::: Provided data
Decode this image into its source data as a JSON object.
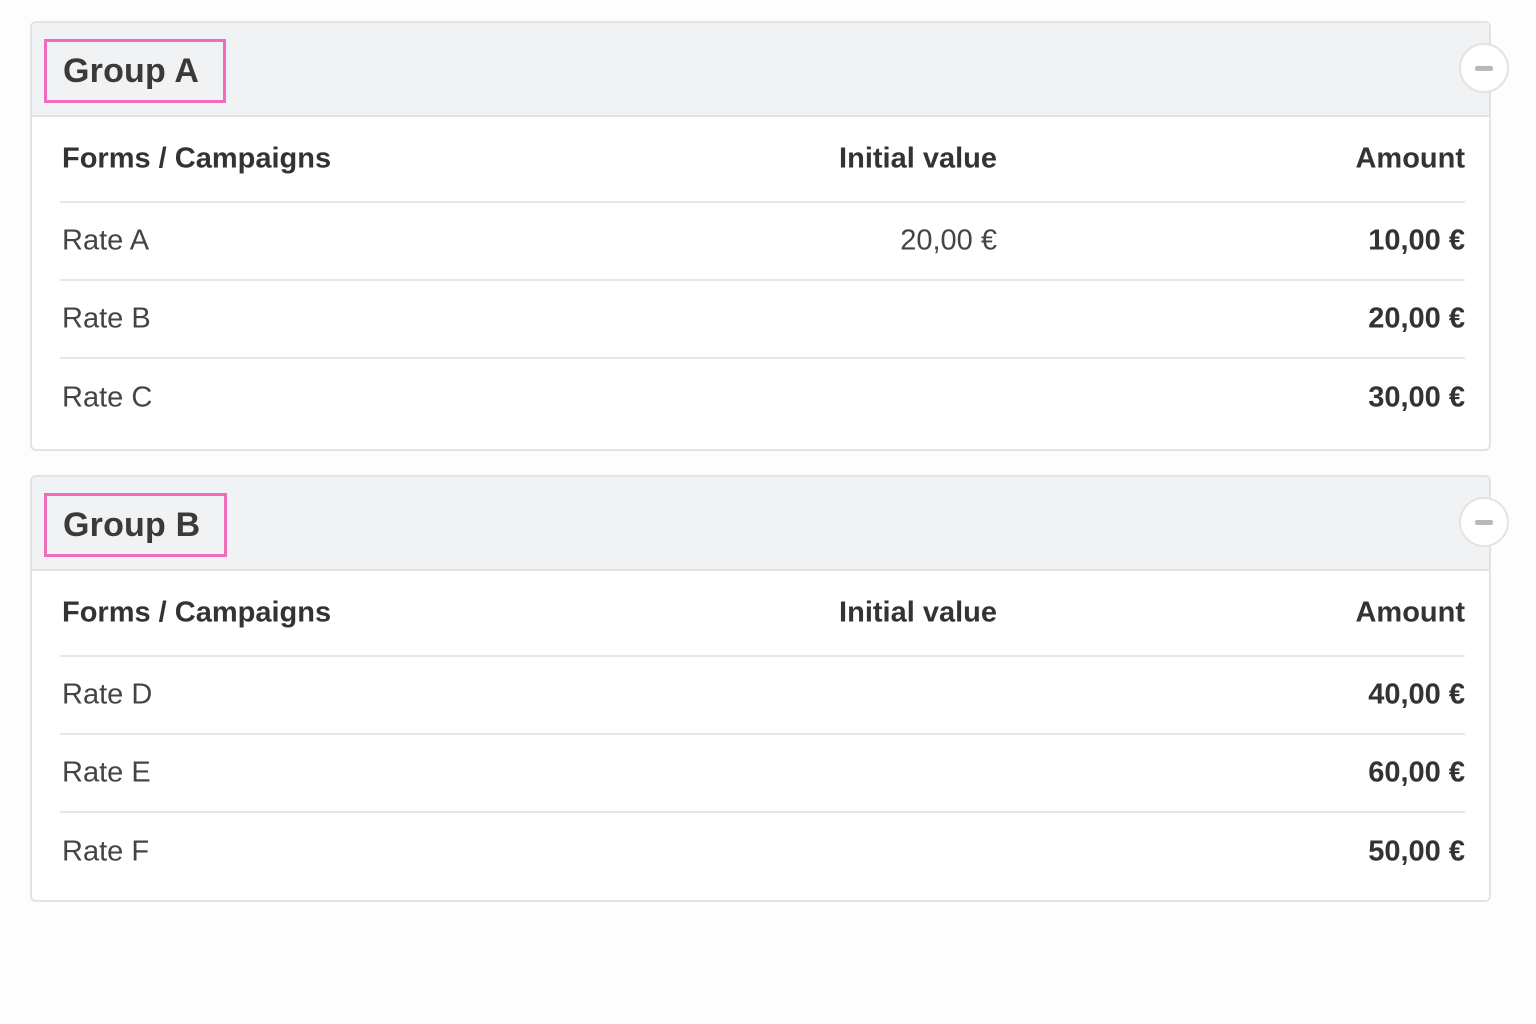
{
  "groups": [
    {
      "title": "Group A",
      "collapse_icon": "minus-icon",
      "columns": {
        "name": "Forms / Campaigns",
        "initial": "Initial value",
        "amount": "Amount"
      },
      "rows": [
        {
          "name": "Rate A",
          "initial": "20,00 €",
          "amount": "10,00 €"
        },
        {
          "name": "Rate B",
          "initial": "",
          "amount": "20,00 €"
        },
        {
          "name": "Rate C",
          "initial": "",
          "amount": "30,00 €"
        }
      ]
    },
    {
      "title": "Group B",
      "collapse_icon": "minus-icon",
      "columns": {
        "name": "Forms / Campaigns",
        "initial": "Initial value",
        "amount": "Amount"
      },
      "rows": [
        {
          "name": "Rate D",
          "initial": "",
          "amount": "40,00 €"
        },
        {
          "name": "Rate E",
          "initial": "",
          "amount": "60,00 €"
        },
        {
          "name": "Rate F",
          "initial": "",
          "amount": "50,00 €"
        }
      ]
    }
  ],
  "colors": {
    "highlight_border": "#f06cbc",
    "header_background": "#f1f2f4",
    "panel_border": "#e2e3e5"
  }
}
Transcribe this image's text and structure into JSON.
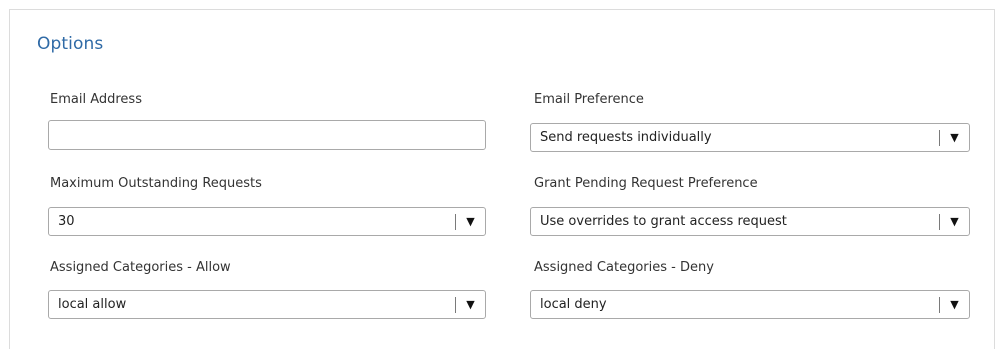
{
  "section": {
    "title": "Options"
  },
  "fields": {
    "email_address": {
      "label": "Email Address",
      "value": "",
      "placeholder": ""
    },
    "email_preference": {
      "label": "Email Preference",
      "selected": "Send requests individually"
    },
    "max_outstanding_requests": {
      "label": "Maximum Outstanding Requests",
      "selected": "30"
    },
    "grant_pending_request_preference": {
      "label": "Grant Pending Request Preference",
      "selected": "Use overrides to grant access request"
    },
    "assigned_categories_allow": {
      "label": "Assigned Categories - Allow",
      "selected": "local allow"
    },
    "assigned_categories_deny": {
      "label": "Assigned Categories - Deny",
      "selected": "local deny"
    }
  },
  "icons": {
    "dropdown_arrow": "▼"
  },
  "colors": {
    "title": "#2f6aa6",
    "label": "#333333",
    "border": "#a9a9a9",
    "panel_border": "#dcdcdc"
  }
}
::::::
Select every line where the word "name" occurs.

Result below -
        "name": "Forms / Campaigns",
          "name": "Rate A",
          "name": "Rate B",
          "name": "Rate C",
        "name": "Forms / Campaigns",
          "name": "Rate D",
          "name": "Rate E",
          "name": "Rate F",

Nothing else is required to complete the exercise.